Exercise goal
Transcribe the listing word for word.

Entries provided
________

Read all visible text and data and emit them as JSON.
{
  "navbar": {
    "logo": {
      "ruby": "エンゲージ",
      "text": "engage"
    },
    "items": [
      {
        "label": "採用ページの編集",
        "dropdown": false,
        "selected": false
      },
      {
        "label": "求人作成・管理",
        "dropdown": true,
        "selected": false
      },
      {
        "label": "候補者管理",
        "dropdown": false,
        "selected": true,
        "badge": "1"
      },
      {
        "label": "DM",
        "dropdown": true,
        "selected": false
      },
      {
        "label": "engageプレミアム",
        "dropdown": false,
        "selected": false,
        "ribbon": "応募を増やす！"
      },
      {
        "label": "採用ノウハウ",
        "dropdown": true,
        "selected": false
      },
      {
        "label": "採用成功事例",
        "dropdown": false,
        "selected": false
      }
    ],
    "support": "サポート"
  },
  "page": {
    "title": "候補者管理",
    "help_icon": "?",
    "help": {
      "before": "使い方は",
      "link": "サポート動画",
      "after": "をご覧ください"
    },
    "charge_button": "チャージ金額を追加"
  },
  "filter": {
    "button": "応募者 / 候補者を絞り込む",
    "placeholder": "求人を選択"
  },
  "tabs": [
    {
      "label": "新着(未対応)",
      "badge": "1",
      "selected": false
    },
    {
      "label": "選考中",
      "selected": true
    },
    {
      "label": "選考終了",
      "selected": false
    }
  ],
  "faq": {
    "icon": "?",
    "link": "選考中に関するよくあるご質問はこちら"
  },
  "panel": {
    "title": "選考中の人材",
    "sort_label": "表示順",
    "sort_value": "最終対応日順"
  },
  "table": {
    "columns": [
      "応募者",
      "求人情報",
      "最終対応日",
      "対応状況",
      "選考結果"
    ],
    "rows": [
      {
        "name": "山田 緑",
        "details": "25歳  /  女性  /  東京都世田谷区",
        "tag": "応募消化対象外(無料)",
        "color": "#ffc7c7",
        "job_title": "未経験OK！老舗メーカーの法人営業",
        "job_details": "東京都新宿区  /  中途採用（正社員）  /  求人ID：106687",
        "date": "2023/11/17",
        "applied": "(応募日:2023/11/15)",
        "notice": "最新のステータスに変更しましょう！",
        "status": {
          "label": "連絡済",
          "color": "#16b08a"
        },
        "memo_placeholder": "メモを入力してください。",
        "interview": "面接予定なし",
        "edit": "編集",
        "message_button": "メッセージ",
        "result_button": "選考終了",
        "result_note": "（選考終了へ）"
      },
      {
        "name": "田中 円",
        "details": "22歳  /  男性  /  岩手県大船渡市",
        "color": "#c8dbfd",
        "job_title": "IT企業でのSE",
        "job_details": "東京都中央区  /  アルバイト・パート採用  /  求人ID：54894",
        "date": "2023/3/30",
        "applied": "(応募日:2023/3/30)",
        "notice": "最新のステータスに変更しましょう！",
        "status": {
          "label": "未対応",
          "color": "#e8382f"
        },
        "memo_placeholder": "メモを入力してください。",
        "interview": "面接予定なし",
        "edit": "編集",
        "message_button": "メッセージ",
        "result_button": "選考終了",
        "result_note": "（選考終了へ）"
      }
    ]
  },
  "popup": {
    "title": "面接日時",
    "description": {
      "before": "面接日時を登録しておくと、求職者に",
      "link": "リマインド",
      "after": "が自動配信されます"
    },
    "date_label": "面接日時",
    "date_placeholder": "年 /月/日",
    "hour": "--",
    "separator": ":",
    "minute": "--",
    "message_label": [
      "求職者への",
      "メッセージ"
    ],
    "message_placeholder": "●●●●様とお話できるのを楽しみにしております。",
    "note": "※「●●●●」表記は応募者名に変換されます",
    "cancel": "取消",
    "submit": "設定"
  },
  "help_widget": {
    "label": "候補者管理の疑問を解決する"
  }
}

________

Complete output
Read all visible text and data and emit them as JSON.
{
  "navbar": {
    "logo": {
      "ruby": "エンゲージ",
      "text": "engage"
    },
    "items": [
      {
        "label": "採用ページの編集",
        "dropdown": false,
        "selected": false
      },
      {
        "label": "求人作成・管理",
        "dropdown": true,
        "selected": false
      },
      {
        "label": "候補者管理",
        "dropdown": false,
        "selected": true,
        "badge": "1"
      },
      {
        "label": "DM",
        "dropdown": true,
        "selected": false
      },
      {
        "label": "engageプレミアム",
        "dropdown": false,
        "selected": false,
        "ribbon": "応募を増やす！"
      },
      {
        "label": "採用ノウハウ",
        "dropdown": true,
        "selected": false
      },
      {
        "label": "採用成功事例",
        "dropdown": false,
        "selected": false
      }
    ],
    "support": "サポート"
  },
  "page": {
    "title": "候補者管理",
    "help_icon": "?",
    "help": {
      "before": "使い方は",
      "link": "サポート動画",
      "after": "をご覧ください"
    },
    "charge_button": "チャージ金額を追加"
  },
  "filter": {
    "button": "応募者 / 候補者を絞り込む",
    "placeholder": "求人を選択"
  },
  "tabs": [
    {
      "label": "新着(未対応)",
      "badge": "1",
      "selected": false
    },
    {
      "label": "選考中",
      "selected": true
    },
    {
      "label": "選考終了",
      "selected": false
    }
  ],
  "faq": {
    "icon": "?",
    "link": "選考中に関するよくあるご質問はこちら"
  },
  "panel": {
    "title": "選考中の人材",
    "sort_label": "表示順",
    "sort_value": "最終対応日順"
  },
  "table": {
    "columns": [
      "応募者",
      "求人情報",
      "最終対応日",
      "対応状況",
      "選考結果"
    ],
    "rows": [
      {
        "name": "山田 緑",
        "details": "25歳  /  女性  /  東京都世田谷区",
        "tag": "応募消化対象外(無料)",
        "color": "#ffc7c7",
        "job_title": "未経験OK！老舗メーカーの法人営業",
        "job_details": "東京都新宿区  /  中途採用（正社員）  /  求人ID：106687",
        "date": "2023/11/17",
        "applied": "(応募日:2023/11/15)",
        "notice": "最新のステータスに変更しましょう！",
        "status": {
          "label": "連絡済",
          "color": "#16b08a"
        },
        "memo_placeholder": "メモを入力してください。",
        "interview": "面接予定なし",
        "edit": "編集",
        "message_button": "メッセージ",
        "result_button": "選考終了",
        "result_note": "（選考終了へ）"
      },
      {
        "name": "田中 円",
        "details": "22歳  /  男性  /  岩手県大船渡市",
        "color": "#c8dbfd",
        "job_title": "IT企業でのSE",
        "job_details": "東京都中央区  /  アルバイト・パート採用  /  求人ID：54894",
        "date": "2023/3/30",
        "applied": "(応募日:2023/3/30)",
        "notice": "最新のステータスに変更しましょう！",
        "status": {
          "label": "未対応",
          "color": "#e8382f"
        },
        "memo_placeholder": "メモを入力してください。",
        "interview": "面接予定なし",
        "edit": "編集",
        "message_button": "メッセージ",
        "result_button": "選考終了",
        "result_note": "（選考終了へ）"
      }
    ]
  },
  "popup": {
    "title": "面接日時",
    "description": {
      "before": "面接日時を登録しておくと、求職者に",
      "link": "リマインド",
      "after": "が自動配信されます"
    },
    "date_label": "面接日時",
    "date_placeholder": "年 /月/日",
    "hour": "--",
    "separator": ":",
    "minute": "--",
    "message_label": [
      "求職者への",
      "メッセージ"
    ],
    "message_placeholder": "●●●●様とお話できるのを楽しみにしております。",
    "note": "※「●●●●」表記は応募者名に変換されます",
    "cancel": "取消",
    "submit": "設定"
  },
  "help_widget": {
    "label": "候補者管理の疑問を解決する"
  }
}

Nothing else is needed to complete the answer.